§ **GIVEN ENTRIES**
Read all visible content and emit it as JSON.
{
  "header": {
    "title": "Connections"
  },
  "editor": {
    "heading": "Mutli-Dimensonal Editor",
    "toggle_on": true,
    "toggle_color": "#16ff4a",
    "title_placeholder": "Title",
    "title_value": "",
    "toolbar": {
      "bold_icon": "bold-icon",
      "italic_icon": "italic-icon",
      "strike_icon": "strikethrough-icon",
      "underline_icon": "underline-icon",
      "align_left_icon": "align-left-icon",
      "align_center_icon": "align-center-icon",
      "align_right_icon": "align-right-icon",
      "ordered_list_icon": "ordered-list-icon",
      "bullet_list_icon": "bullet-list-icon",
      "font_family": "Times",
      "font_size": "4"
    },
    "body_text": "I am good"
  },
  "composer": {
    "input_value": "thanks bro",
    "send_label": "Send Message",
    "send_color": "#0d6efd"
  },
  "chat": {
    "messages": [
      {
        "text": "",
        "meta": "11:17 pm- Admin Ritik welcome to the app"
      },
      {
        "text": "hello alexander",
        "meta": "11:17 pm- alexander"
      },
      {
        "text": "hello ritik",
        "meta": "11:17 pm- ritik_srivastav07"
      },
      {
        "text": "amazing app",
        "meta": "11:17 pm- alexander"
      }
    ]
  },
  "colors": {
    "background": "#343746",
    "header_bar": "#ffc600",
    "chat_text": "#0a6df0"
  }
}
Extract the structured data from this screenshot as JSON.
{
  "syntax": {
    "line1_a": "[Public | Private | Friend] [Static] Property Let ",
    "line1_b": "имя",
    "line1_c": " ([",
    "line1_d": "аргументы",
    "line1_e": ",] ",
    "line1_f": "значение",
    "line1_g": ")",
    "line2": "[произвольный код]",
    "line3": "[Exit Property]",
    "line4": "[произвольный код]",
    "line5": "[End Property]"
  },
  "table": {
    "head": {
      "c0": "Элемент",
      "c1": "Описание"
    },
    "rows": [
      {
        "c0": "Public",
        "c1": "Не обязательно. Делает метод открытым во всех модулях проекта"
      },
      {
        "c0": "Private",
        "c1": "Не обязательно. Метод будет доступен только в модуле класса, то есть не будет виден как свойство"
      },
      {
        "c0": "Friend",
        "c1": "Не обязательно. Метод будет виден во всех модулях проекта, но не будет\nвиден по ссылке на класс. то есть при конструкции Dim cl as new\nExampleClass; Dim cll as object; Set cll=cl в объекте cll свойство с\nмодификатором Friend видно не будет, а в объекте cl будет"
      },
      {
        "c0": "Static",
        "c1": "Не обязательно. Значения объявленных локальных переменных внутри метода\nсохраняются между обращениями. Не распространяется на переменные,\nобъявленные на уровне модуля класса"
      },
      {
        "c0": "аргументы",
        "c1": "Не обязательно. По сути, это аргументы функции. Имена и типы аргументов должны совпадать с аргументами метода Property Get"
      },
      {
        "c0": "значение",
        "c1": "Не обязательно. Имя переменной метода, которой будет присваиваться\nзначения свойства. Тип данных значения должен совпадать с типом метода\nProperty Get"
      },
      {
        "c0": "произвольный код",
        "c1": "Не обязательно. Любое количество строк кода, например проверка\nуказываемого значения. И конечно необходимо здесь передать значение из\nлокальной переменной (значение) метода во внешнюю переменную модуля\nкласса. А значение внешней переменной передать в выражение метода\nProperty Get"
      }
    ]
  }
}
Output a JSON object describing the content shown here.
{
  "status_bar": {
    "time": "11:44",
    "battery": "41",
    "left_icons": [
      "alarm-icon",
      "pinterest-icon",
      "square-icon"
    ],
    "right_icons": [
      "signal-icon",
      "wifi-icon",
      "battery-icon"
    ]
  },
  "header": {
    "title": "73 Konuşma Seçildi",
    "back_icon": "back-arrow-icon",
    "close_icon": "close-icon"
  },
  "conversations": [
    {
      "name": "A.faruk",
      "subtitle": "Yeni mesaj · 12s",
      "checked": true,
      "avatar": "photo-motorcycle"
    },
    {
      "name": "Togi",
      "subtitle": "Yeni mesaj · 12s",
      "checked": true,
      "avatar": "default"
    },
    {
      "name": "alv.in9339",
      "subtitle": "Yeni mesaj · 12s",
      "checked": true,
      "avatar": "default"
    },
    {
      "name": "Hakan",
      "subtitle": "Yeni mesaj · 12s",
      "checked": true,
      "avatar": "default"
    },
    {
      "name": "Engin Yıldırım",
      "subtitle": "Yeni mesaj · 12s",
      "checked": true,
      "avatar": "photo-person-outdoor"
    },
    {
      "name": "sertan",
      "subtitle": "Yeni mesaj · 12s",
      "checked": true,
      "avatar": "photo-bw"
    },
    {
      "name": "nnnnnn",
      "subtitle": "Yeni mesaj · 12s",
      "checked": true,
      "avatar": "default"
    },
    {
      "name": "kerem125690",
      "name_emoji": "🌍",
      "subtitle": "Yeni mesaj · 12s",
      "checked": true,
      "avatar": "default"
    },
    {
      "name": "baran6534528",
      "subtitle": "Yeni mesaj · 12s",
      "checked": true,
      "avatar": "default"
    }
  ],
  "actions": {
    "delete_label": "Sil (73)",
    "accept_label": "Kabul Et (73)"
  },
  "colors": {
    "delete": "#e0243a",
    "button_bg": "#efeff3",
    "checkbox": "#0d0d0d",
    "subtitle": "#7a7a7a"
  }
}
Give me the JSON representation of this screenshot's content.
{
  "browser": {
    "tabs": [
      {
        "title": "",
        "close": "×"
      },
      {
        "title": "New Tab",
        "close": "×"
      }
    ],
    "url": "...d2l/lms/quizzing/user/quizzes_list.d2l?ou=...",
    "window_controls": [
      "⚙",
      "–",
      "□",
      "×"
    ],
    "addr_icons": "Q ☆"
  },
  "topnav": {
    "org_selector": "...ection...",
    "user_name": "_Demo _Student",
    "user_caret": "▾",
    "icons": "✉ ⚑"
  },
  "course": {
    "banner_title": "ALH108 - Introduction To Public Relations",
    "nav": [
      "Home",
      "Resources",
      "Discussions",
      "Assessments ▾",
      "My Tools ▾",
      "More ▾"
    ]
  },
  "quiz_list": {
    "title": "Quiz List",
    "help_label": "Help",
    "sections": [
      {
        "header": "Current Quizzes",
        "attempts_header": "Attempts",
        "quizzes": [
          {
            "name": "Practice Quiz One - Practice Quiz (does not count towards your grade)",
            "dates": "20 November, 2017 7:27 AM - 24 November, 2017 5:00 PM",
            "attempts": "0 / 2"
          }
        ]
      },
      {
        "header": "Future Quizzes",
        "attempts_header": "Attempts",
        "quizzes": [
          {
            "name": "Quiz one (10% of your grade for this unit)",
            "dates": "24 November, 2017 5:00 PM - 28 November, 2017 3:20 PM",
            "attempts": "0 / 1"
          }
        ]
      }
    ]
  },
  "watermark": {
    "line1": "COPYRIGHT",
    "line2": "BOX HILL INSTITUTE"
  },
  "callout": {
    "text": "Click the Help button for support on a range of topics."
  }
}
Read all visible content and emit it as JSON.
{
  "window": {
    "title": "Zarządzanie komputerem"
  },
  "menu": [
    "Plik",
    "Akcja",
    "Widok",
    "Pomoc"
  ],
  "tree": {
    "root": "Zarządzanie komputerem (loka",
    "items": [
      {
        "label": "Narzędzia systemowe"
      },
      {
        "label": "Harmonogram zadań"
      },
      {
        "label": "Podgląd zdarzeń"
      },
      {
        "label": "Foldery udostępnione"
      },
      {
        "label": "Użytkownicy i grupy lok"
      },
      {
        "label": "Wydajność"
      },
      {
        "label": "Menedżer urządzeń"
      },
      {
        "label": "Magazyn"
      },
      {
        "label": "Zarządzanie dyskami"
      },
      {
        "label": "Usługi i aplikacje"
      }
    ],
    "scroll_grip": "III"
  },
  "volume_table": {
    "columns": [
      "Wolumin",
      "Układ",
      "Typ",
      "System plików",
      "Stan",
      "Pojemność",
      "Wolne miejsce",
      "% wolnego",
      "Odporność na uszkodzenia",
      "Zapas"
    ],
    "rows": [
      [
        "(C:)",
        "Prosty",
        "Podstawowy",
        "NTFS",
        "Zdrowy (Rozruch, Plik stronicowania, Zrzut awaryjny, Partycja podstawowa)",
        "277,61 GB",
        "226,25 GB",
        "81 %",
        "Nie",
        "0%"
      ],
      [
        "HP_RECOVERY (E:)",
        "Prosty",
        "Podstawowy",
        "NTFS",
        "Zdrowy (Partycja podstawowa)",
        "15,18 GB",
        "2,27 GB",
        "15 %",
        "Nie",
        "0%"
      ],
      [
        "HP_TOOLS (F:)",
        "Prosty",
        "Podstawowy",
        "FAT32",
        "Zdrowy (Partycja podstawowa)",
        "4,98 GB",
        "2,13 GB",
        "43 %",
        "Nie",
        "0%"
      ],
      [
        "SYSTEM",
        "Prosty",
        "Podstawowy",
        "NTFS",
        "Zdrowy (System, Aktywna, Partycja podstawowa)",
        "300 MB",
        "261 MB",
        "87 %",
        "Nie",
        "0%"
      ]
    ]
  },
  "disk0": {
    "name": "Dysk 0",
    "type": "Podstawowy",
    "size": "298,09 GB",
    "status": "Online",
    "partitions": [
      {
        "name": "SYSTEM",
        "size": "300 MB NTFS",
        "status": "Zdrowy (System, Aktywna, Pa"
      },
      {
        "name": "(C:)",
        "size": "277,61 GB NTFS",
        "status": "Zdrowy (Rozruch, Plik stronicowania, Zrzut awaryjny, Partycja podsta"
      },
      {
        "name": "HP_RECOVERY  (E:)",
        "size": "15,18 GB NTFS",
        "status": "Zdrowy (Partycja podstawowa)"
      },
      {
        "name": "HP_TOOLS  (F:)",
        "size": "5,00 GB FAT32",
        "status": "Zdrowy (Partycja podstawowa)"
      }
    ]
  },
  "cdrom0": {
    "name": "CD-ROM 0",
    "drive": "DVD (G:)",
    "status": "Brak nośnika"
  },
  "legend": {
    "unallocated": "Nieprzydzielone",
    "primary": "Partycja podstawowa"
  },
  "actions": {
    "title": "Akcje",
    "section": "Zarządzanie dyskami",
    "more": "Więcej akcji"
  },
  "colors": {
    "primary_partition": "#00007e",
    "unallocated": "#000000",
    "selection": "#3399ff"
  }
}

§ **PROBLEM DESCRIPTION**
Identify all lines in the records above with the word "this".

§ **EXERCISE ANSWER**
Extract the structured data from this screenshot as JSON.
Give me the JSON representation of this screenshot's content.
            "name": "Quiz one (10% of your grade for this unit)",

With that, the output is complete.